MATERIAL PROVIDED
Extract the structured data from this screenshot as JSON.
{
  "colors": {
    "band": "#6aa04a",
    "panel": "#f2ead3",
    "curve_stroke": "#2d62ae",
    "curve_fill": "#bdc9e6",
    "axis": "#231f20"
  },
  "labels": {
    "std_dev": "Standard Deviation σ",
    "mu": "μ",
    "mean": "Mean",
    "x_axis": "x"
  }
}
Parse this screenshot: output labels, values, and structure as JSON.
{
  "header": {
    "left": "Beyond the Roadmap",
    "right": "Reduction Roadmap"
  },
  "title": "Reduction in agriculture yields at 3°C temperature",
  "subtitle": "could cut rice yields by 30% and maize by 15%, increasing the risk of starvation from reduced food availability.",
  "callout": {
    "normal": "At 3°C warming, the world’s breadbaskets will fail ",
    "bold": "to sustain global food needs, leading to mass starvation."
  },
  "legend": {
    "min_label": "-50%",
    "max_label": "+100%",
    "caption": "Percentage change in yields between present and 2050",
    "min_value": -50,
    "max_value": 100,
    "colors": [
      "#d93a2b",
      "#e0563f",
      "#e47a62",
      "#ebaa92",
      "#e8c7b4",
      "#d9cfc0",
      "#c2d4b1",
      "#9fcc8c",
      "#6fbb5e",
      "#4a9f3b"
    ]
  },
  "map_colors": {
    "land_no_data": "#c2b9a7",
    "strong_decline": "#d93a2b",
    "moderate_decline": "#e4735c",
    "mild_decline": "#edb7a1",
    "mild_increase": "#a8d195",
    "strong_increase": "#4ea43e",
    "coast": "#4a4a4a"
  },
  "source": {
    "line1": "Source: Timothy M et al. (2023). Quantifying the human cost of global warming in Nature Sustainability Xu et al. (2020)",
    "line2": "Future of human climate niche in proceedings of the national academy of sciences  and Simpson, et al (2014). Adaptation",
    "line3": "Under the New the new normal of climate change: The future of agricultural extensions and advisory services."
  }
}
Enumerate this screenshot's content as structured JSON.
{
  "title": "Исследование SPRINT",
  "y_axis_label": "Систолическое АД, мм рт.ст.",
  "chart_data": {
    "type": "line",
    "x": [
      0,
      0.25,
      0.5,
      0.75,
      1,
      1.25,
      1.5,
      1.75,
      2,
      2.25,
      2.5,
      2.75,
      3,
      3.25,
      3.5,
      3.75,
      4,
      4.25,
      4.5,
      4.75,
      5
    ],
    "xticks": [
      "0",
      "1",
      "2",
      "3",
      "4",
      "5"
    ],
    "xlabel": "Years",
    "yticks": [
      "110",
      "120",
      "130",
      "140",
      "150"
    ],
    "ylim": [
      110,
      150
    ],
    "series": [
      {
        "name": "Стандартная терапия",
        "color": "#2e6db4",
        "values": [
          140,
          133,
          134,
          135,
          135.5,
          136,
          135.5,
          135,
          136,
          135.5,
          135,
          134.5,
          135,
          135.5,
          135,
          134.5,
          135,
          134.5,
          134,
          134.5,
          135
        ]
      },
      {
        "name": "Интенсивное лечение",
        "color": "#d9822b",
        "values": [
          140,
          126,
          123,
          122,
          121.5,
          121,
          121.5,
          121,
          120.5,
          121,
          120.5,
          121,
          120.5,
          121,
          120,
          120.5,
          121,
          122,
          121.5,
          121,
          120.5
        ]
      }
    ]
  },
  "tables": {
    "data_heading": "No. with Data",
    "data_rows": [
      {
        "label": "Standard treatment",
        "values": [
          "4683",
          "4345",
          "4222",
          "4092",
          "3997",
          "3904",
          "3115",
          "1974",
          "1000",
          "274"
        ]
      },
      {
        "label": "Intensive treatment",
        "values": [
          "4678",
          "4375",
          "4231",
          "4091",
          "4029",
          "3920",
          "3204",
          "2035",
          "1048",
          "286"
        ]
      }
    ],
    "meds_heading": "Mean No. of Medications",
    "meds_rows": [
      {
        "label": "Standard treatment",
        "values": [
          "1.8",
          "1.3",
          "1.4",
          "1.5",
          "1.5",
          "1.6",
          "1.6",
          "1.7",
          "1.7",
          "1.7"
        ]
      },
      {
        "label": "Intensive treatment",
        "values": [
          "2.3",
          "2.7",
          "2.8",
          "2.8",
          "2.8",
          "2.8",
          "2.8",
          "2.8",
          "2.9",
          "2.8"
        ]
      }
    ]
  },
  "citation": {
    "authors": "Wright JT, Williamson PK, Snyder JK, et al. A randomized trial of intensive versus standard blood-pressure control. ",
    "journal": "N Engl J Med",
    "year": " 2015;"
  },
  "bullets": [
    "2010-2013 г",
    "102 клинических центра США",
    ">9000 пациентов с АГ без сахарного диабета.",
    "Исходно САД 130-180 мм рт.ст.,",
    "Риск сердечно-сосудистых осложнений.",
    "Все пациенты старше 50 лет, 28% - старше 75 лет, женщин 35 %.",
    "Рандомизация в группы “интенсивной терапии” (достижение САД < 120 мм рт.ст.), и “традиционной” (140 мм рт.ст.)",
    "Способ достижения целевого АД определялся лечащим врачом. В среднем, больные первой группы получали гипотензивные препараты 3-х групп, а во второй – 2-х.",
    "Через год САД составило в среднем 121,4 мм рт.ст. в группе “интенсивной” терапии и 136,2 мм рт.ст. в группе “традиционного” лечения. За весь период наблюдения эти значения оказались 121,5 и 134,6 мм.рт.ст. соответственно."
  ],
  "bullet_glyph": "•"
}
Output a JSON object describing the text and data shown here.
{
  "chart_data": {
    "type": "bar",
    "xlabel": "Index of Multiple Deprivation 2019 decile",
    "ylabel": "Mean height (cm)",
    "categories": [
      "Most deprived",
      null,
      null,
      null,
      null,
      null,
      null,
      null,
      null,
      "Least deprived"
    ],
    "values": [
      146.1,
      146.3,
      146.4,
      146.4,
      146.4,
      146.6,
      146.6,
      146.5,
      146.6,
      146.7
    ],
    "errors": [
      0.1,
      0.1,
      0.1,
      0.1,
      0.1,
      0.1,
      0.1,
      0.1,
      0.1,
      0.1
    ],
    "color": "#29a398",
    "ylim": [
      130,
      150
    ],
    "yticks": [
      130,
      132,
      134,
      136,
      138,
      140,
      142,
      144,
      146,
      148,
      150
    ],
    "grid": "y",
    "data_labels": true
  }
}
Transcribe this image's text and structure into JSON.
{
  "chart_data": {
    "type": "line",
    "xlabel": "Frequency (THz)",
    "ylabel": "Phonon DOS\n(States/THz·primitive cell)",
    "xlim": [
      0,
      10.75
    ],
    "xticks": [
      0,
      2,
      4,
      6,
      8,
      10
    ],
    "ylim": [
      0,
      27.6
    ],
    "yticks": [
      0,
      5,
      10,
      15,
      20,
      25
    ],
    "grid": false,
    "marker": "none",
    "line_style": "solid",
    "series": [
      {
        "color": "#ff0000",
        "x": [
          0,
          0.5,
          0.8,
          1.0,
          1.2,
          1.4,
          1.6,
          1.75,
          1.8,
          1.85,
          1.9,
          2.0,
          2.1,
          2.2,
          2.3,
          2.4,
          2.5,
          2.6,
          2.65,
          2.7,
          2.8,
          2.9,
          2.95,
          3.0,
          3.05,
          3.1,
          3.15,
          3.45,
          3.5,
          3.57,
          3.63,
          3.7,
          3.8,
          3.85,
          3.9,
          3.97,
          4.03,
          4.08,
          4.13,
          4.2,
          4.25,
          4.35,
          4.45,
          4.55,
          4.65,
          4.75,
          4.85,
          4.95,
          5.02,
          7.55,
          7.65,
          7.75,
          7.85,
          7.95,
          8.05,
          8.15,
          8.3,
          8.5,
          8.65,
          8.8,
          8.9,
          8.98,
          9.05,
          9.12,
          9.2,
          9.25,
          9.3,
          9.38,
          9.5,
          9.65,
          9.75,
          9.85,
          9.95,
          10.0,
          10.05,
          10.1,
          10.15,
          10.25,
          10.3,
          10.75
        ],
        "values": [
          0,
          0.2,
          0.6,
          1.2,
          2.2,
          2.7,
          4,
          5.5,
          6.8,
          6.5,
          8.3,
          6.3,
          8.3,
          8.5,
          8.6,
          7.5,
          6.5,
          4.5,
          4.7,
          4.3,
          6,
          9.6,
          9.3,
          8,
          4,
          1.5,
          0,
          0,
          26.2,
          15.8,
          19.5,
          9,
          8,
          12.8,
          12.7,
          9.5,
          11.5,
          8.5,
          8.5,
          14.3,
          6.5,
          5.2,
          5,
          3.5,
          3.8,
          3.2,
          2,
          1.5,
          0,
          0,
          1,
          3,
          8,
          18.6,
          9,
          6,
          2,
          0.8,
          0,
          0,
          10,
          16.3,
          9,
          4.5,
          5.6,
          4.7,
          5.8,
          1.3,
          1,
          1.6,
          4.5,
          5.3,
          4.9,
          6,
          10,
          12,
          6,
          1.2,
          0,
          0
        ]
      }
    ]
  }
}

DIRECTIONS FOR THIS TASK
Search the entries for the word "climate", then list each line that holds it.

SOLUTION TO THIS TASK
    "line2": "Future of human climate niche in proceedings of the national academy of sciences  and Simpson, et al (2014). Adaptation",
    "line3": "Under the New the new normal of climate change: The future of agricultural extensions and advisory services."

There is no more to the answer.